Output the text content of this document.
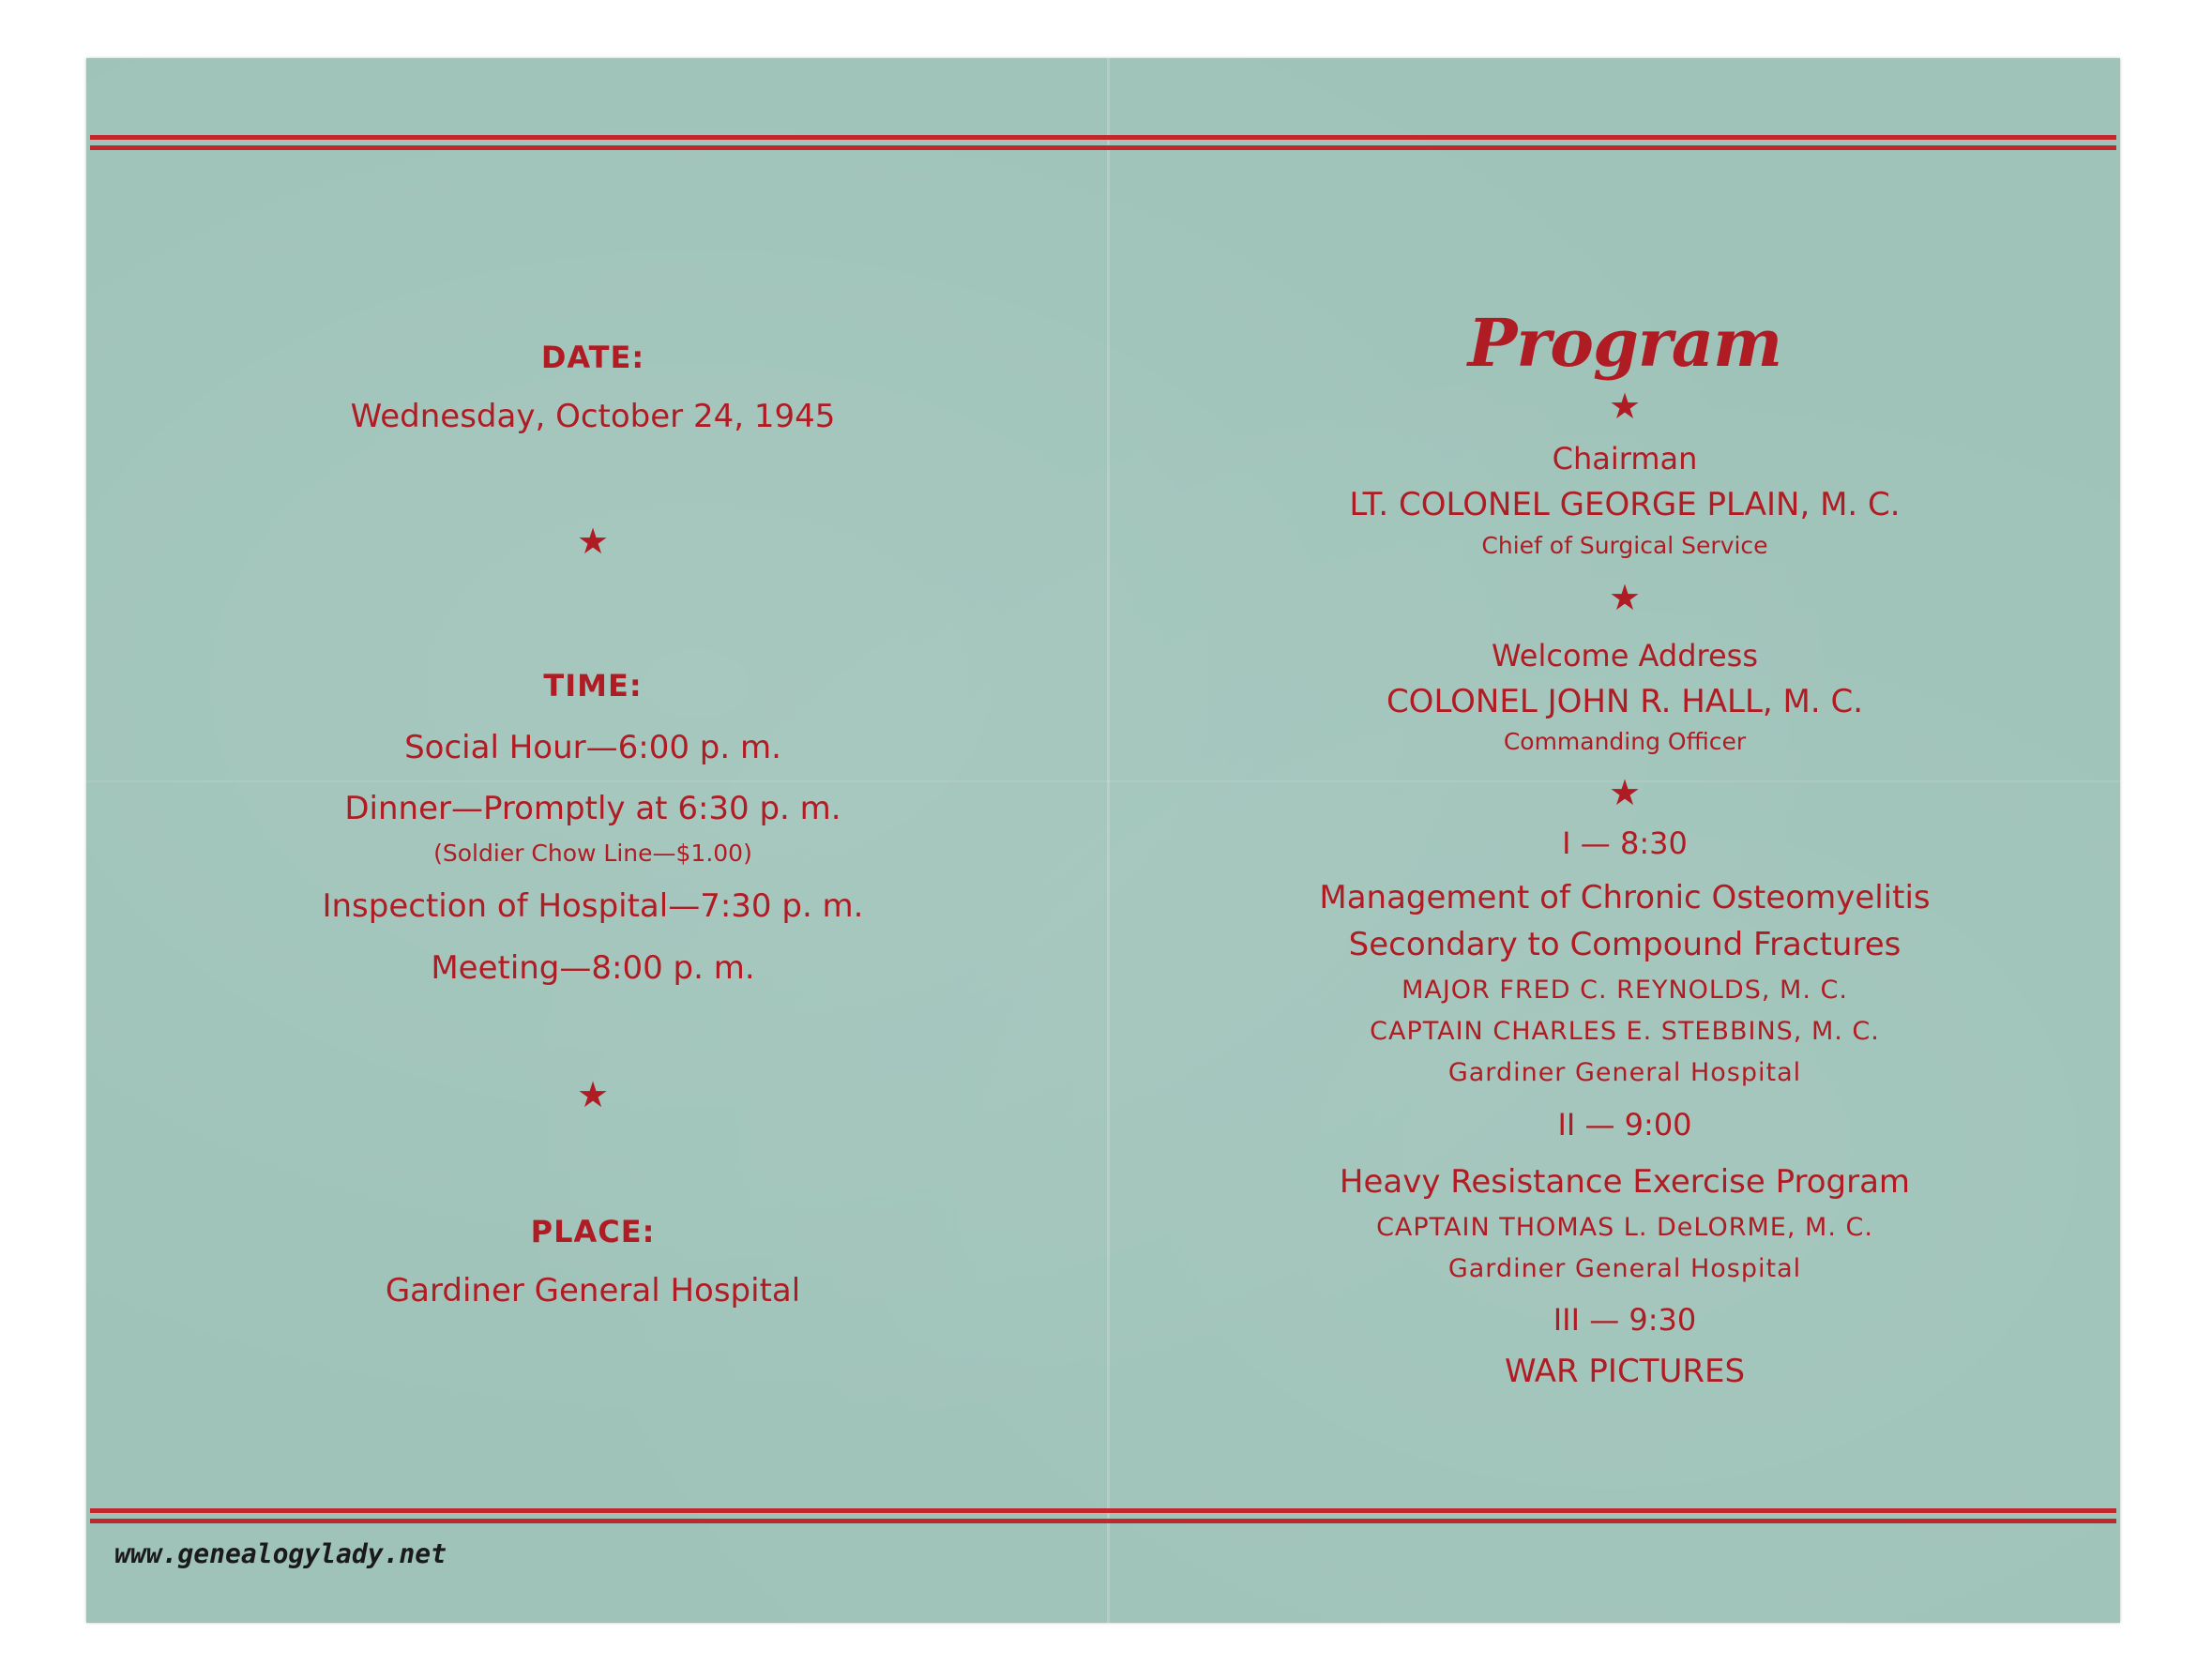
DATE:
Wednesday, October 24, 1945
★
TIME:
Social Hour—6:00 p. m.
Dinner—Promptly at 6:30 p. m.
(Soldier Chow Line—$1.00)
Inspection of Hospital—7:30 p. m.
Meeting—8:00 p. m.
★
PLACE:
Gardiner General Hospital
Program
★
Chairman
LT. COLONEL GEORGE PLAIN, M. C.
Chief of Surgical Service
★
Welcome Address
COLONEL JOHN R. HALL, M. C.
Commanding Officer
★
I — 8:30
Management of Chronic Osteomyelitis
Secondary to Compound Fractures
MAJOR FRED C. REYNOLDS, M. C.
CAPTAIN CHARLES E. STEBBINS, M. C.
Gardiner General Hospital
II — 9:00
Heavy Resistance Exercise Program
CAPTAIN THOMAS L. DeLORME, M. C.
Gardiner General Hospital
III — 9:30
WAR PICTURES
www.genealogylady.net
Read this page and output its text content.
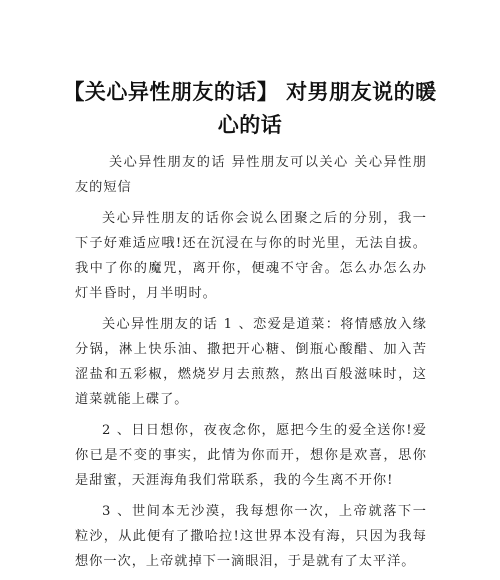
【关心异性朋友的话】 对男朋友说的暖心的话

关心异性朋友的话 异性朋友可以关心 关心异性朋友的短信

关心异性朋友的话你会说么团聚之后的分别，我一下子好难适应哦!还在沉浸在与你的时光里，无法自拔。我中了你的魔咒，离开你，便魂不守舍。怎么办怎么办灯半昏时，月半明时。

关心异性朋友的话 1 、恋爱是道菜：将情感放入缘分锅，淋上快乐油、撒把开心糖、倒瓶心酸醋、加入苦涩盐和五彩椒，燃烧岁月去煎熬，熬出百般滋味时，这道菜就能上碟了。

2 、日日想你，夜夜念你，愿把今生的爱全送你!爱你已是不变的事实，此情为你而开，想你是欢喜，思你是甜蜜，天涯海角我们常联系，我的今生离不开你!

3 、世间本无沙漠，我每想你一次，上帝就落下一粒沙，从此便有了撒哈拉!这世界本没有海，只因为我每想你一次，上帝就掉下一滴眼泪，于是就有了太平洋。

------

■ WRITTEN EXERCISE:
Return the listing above unchanged, apart from dropping its pictures.

■ CORRECT OUTPUT:
Output the text content of this document.
DATE:
Wednesday, October 24, 1945
★
TIME:
Social Hour—6:00 p. m.
Dinner—Promptly at 6:30 p. m.
(Soldier Chow Line—$1.00)
Inspection of Hospital—7:30 p. m.
Meeting—8:00 p. m.
★
PLACE:
Gardiner General Hospital
Program
★
Chairman
LT. COLONEL GEORGE PLAIN, M. C.
Chief of Surgical Service
★
Welcome Address
COLONEL JOHN R. HALL, M. C.
Commanding Officer
★
I — 8:30
Management of Chronic Osteomyelitis
Secondary to Compound Fractures
MAJOR FRED C. REYNOLDS, M. C.
CAPTAIN CHARLES E. STEBBINS, M. C.
Gardiner General Hospital
II — 9:00
Heavy Resistance Exercise Program
CAPTAIN THOMAS L. DeLORME, M. C.
Gardiner General Hospital
III — 9:30
WAR PICTURES
www.genealogylady.net
Read this page and output its text content.
【关心异性朋友的话】 对男朋友说的暖心的话

关心异性朋友的话 异性朋友可以关心 关心异性朋友的短信

关心异性朋友的话你会说么团聚之后的分别，我一下子好难适应哦!还在沉浸在与你的时光里，无法自拔。我中了你的魔咒，离开你，便魂不守舍。怎么办怎么办灯半昏时，月半明时。

关心异性朋友的话 1 、恋爱是道菜：将情感放入缘分锅，淋上快乐油、撒把开心糖、倒瓶心酸醋、加入苦涩盐和五彩椒，燃烧岁月去煎熬，熬出百般滋味时，这道菜就能上碟了。

2 、日日想你，夜夜念你，愿把今生的爱全送你!爱你已是不变的事实，此情为你而开，想你是欢喜，思你是甜蜜，天涯海角我们常联系，我的今生离不开你!

3 、世间本无沙漠，我每想你一次，上帝就落下一粒沙，从此便有了撒哈拉!这世界本没有海，只因为我每想你一次，上帝就掉下一滴眼泪，于是就有了太平洋。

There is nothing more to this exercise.